--- WHAT TO PRODUCE ---
Look for the string "prima" in every line, and copy each line that has it.

--- TASK INPUTS ---
* BEGIN *
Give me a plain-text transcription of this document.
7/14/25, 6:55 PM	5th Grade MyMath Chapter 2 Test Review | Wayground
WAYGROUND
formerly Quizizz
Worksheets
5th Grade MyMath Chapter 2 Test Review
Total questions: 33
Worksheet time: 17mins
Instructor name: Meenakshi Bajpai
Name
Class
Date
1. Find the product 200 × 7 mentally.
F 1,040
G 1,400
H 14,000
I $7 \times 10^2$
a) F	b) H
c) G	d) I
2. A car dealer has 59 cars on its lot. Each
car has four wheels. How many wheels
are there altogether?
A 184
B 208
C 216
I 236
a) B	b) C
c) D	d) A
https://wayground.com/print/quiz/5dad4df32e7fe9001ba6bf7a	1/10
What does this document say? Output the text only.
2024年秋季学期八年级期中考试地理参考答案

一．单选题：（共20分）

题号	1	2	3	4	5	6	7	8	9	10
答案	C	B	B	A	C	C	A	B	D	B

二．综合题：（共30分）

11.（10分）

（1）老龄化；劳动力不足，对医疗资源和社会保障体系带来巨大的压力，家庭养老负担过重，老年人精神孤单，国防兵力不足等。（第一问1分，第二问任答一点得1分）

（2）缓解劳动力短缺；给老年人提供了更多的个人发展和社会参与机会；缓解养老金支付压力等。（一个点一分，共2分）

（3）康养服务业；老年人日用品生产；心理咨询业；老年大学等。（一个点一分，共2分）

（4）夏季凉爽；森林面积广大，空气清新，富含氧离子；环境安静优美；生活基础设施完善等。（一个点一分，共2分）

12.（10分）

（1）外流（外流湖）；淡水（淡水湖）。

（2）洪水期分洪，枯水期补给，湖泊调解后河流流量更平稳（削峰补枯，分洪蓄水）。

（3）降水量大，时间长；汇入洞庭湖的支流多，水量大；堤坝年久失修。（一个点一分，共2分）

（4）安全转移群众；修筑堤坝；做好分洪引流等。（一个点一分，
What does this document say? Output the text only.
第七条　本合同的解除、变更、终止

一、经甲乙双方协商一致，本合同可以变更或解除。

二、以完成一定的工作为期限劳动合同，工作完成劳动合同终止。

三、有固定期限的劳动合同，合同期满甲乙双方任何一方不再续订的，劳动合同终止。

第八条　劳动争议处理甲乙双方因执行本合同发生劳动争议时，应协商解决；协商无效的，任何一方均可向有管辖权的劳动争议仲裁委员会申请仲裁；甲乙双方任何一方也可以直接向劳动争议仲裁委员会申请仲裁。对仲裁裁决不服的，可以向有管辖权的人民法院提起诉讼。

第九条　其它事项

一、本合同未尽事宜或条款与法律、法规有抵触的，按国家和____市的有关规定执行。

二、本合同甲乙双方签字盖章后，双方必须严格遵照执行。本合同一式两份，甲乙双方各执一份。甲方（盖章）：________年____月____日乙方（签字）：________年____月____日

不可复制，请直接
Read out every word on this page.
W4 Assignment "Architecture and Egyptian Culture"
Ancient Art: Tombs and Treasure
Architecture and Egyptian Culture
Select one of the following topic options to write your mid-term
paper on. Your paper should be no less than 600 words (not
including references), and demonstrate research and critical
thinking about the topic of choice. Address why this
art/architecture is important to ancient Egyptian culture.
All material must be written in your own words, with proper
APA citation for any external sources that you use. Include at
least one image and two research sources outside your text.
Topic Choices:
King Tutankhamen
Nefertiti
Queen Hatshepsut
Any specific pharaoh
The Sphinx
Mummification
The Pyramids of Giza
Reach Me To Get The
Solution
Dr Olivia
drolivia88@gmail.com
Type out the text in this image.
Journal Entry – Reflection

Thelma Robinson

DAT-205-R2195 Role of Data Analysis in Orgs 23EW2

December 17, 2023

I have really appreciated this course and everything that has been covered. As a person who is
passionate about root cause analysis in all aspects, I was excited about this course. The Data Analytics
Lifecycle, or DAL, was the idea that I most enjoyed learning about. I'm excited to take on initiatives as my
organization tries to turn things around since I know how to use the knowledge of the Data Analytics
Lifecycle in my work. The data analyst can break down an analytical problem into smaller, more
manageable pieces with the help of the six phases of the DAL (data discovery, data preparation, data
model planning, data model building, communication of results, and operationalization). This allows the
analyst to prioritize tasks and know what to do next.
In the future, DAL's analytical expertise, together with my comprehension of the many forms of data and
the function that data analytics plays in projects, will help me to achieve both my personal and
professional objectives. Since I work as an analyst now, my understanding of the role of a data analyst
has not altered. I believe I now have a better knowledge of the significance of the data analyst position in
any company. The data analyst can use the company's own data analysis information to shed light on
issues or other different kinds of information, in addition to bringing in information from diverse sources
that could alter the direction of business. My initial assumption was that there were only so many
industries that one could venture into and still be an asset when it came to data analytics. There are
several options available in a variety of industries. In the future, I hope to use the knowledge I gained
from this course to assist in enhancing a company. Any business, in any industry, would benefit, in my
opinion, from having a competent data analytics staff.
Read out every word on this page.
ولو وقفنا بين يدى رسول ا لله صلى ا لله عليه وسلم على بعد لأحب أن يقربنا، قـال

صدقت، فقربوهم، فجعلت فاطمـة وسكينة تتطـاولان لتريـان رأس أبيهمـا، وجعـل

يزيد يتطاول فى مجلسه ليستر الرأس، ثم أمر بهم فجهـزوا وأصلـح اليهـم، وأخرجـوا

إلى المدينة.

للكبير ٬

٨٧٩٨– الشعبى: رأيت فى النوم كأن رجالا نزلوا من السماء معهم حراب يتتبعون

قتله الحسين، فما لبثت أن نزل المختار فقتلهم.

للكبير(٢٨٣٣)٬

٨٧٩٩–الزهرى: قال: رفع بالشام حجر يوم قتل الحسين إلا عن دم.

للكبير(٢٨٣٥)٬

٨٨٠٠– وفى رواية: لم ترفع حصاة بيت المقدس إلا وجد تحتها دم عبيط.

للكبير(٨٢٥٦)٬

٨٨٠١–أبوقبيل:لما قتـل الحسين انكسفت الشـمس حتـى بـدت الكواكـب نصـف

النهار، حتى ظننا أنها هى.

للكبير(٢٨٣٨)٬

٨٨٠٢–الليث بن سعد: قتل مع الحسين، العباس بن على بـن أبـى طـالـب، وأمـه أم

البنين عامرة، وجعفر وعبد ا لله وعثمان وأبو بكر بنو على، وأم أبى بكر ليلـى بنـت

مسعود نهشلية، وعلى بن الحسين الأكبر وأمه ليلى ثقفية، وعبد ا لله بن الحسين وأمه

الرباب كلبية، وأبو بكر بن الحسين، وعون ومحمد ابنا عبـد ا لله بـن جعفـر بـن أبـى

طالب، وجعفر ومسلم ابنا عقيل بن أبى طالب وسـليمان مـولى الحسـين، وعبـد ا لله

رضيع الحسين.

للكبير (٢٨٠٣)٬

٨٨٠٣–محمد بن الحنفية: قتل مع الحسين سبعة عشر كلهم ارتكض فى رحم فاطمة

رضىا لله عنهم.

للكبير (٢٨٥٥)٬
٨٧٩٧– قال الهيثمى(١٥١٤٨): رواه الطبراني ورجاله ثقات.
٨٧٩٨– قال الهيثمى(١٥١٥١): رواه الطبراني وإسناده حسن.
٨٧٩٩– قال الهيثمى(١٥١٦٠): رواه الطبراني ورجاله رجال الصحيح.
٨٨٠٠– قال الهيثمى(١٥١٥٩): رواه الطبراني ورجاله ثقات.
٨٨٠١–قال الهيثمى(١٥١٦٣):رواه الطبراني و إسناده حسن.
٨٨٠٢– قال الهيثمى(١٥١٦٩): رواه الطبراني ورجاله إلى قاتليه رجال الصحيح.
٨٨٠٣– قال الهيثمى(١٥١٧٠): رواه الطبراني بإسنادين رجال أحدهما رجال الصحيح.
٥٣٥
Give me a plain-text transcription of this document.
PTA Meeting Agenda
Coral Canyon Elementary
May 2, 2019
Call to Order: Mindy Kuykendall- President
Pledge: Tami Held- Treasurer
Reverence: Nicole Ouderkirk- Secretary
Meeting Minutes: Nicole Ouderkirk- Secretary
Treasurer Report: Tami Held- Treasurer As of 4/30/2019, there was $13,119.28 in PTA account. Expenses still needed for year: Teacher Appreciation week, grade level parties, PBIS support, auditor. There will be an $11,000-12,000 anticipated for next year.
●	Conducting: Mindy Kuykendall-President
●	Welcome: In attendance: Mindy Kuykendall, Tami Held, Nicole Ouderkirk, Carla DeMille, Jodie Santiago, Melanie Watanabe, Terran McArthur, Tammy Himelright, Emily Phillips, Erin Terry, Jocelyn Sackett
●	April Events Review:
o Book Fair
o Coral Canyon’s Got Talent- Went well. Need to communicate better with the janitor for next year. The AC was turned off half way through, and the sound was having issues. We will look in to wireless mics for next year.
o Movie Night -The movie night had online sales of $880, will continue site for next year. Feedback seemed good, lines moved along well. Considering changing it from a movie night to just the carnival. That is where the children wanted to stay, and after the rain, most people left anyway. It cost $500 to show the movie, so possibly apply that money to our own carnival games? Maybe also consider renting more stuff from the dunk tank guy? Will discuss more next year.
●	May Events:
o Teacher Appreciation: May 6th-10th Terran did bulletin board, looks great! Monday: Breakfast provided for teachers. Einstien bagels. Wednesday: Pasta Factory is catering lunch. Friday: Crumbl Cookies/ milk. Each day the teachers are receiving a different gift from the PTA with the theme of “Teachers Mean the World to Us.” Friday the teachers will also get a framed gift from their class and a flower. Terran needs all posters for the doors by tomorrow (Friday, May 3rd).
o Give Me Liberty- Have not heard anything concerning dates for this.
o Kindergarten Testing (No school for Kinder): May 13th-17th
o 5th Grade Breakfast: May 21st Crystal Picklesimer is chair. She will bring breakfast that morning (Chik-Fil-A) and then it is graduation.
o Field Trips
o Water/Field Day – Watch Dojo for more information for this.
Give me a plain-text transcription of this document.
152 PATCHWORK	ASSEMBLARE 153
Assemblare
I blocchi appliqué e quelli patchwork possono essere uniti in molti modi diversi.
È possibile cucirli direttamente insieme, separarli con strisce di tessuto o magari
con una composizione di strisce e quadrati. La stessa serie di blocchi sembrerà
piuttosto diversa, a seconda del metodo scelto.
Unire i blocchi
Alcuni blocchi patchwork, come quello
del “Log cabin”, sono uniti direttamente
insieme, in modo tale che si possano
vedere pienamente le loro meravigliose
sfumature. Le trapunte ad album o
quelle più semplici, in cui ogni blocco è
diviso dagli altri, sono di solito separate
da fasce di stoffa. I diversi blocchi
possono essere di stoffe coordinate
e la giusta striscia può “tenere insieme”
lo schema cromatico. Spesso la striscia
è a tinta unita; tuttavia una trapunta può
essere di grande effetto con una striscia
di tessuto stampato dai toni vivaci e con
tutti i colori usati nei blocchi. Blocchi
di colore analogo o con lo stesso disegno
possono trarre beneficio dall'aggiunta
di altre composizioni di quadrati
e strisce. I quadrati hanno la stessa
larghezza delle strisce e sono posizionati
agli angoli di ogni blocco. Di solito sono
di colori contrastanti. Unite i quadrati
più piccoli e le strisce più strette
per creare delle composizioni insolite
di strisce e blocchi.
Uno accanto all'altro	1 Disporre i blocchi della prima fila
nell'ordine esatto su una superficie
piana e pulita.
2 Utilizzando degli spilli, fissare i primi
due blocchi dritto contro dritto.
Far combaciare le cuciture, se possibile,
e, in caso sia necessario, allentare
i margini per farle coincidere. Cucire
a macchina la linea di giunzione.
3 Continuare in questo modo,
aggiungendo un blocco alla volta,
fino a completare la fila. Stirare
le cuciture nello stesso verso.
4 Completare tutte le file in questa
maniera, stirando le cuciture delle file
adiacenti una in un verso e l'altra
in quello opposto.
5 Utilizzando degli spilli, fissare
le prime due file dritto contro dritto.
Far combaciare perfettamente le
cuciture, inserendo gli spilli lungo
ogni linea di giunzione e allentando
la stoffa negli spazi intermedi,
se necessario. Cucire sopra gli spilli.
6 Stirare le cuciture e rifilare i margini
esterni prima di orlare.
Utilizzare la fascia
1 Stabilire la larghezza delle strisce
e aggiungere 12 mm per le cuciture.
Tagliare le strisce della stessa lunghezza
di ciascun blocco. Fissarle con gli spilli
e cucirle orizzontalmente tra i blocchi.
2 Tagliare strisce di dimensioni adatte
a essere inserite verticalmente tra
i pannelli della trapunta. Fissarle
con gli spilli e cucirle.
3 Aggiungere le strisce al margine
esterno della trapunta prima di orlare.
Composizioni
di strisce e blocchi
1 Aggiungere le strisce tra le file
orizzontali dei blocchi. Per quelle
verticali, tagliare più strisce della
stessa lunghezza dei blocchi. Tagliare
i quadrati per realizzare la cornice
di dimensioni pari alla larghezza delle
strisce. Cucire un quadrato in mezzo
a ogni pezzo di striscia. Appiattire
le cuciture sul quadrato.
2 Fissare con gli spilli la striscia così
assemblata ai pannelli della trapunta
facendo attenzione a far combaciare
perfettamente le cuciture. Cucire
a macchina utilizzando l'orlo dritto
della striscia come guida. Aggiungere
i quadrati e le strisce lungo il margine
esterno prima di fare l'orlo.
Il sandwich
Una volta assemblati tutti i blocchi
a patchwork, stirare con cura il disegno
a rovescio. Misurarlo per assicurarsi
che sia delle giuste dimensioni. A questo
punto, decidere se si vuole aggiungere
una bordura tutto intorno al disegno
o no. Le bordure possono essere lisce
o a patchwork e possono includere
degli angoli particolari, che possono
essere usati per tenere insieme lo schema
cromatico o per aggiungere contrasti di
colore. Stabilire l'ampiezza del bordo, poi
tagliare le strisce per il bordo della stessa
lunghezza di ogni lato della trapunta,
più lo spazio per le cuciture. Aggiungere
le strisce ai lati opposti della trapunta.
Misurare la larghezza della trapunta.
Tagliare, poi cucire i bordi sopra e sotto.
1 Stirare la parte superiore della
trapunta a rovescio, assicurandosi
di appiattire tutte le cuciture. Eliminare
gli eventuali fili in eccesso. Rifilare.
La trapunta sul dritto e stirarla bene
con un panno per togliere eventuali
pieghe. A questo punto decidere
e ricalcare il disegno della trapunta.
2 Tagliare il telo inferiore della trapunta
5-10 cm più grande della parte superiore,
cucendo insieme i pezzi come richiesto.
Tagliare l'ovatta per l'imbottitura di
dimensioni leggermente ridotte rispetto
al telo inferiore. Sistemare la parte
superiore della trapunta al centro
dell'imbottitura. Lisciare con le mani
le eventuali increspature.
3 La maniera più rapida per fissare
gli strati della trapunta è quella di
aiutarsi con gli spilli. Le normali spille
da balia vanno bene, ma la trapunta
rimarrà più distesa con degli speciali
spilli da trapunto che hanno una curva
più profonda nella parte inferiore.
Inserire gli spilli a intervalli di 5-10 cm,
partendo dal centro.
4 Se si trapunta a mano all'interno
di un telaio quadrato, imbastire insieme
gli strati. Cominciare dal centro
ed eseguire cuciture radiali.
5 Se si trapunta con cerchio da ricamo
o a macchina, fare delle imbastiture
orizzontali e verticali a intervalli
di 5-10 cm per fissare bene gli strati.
* END *
--- RESPONSE ---
Uno accanto all'altro	1 Disporre i blocchi della prima fila
esterni prima di orlare.
esterno della trapunta prima di orlare.
esterno prima di fare l'orlo.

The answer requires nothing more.